Brief: Give every line again exactly as it appears, please, but not the pictures.

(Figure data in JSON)
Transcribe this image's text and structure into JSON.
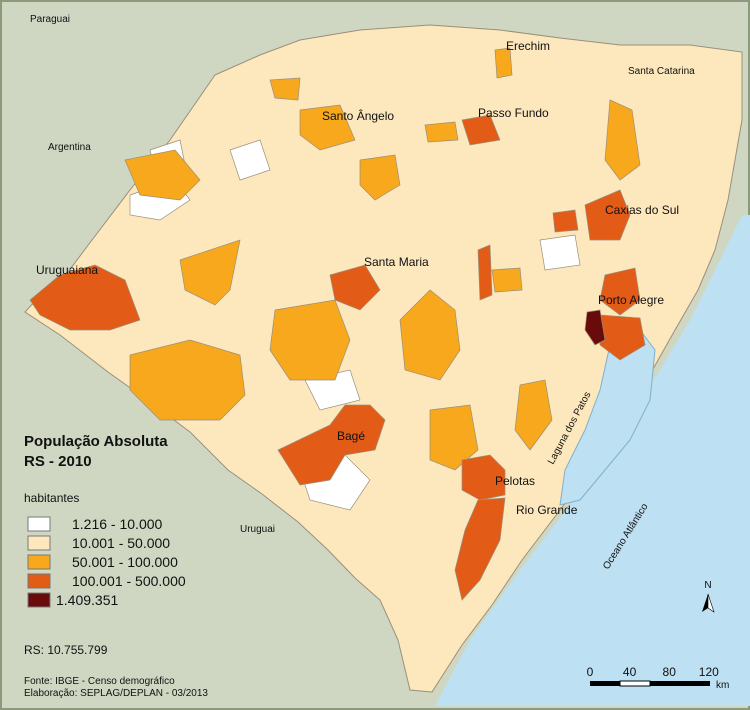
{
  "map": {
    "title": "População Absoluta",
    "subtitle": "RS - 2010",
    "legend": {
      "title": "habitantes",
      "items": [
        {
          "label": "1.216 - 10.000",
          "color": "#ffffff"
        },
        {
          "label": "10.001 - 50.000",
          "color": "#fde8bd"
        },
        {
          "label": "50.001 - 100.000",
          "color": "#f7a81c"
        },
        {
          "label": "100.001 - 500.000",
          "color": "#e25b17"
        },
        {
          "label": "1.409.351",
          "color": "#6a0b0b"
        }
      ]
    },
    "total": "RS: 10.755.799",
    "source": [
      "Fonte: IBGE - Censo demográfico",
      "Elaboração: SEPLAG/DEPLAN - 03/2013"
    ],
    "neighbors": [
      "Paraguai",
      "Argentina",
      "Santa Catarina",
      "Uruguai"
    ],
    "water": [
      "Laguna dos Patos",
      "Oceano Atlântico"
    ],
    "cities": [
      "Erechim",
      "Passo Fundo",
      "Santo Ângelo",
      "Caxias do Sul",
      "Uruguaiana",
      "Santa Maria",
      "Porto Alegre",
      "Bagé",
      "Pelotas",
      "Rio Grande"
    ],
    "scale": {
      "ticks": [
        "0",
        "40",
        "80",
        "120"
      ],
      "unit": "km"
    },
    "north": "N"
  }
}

Answer to the problem:
Transcribe this image's text and structure into JSON.
{
  "map": {
    "title": "População Absoluta",
    "subtitle": "RS - 2010",
    "legend": {
      "title": "habitantes",
      "items": [
        {
          "label": "1.216 - 10.000",
          "color": "#ffffff"
        },
        {
          "label": "10.001 - 50.000",
          "color": "#fde8bd"
        },
        {
          "label": "50.001 - 100.000",
          "color": "#f7a81c"
        },
        {
          "label": "100.001 - 500.000",
          "color": "#e25b17"
        },
        {
          "label": "1.409.351",
          "color": "#6a0b0b"
        }
      ]
    },
    "total": "RS: 10.755.799",
    "source": [
      "Fonte: IBGE - Censo demográfico",
      "Elaboração: SEPLAG/DEPLAN - 03/2013"
    ],
    "neighbors": [
      "Paraguai",
      "Argentina",
      "Santa Catarina",
      "Uruguai"
    ],
    "water": [
      "Laguna dos Patos",
      "Oceano Atlântico"
    ],
    "cities": [
      "Erechim",
      "Passo Fundo",
      "Santo Ângelo",
      "Caxias do Sul",
      "Uruguaiana",
      "Santa Maria",
      "Porto Alegre",
      "Bagé",
      "Pelotas",
      "Rio Grande"
    ],
    "scale": {
      "ticks": [
        "0",
        "40",
        "80",
        "120"
      ],
      "unit": "km"
    },
    "north": "N"
  }
}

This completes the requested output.